Check each line for the word "forces" and report how many have it. Give nothing else.

-- start --

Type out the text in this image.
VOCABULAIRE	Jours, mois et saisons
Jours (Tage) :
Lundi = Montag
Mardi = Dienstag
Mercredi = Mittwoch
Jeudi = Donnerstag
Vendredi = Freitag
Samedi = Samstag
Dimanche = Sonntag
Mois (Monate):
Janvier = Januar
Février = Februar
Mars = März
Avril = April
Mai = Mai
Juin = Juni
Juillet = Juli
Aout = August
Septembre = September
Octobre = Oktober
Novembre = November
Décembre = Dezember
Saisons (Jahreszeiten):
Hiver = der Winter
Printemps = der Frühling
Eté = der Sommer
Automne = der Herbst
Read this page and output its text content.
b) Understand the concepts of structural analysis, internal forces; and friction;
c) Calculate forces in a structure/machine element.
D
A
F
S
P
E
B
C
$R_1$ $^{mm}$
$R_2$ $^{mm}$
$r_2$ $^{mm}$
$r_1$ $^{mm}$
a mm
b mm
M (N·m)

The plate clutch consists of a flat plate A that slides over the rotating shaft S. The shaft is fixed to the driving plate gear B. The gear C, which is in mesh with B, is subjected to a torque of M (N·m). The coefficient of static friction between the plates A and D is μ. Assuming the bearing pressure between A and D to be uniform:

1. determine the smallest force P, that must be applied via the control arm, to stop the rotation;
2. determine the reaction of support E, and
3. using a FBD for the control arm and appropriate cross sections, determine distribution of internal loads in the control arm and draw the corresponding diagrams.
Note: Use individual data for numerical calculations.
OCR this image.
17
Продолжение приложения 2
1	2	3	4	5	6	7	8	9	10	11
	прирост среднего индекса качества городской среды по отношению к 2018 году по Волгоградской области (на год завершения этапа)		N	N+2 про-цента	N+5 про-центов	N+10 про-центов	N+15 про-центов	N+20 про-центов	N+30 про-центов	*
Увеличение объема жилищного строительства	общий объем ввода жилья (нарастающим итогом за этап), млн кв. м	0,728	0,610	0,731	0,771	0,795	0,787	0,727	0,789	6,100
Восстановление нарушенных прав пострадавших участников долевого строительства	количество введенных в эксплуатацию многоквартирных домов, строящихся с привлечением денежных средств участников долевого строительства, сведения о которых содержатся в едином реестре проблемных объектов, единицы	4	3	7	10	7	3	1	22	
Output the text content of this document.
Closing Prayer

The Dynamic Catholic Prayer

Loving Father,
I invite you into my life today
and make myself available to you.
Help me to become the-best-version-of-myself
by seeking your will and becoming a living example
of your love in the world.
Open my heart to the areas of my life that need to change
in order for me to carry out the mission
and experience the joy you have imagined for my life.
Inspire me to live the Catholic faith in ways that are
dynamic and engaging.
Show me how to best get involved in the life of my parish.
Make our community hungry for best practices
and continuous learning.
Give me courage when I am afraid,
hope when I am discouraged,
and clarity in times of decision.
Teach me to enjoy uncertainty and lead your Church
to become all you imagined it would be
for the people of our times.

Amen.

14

-- end --

**Final answer:**
2